Items listed in a dataset
[start]

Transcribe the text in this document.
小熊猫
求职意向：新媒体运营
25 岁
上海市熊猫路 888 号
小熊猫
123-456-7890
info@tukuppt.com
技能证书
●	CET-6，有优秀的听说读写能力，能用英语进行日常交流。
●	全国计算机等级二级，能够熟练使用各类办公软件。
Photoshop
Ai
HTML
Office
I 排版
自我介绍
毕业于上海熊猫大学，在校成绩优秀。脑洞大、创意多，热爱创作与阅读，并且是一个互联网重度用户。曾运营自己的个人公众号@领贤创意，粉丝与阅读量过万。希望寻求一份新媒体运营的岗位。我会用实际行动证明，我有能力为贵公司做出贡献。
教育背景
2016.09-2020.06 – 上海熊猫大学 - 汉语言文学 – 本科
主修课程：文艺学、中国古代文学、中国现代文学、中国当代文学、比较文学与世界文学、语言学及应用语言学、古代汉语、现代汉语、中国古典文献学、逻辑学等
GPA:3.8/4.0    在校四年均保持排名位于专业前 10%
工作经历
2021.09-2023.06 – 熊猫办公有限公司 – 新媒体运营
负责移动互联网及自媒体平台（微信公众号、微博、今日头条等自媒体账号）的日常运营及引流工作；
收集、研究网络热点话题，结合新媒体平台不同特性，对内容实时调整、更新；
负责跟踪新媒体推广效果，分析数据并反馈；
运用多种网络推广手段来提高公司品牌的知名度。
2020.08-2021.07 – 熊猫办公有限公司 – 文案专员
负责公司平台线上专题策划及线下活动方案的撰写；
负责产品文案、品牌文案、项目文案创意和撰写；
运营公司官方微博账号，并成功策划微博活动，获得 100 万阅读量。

[end]

▶ **What is asked**: Every line in the data above that contains "熊猫办公有限公司" needs to be copied.

▶ **The answer**:
2021.09-2023.06 – 熊猫办公有限公司 – 新媒体运营
2020.08-2021.07 – 熊猫办公有限公司 – 文案专员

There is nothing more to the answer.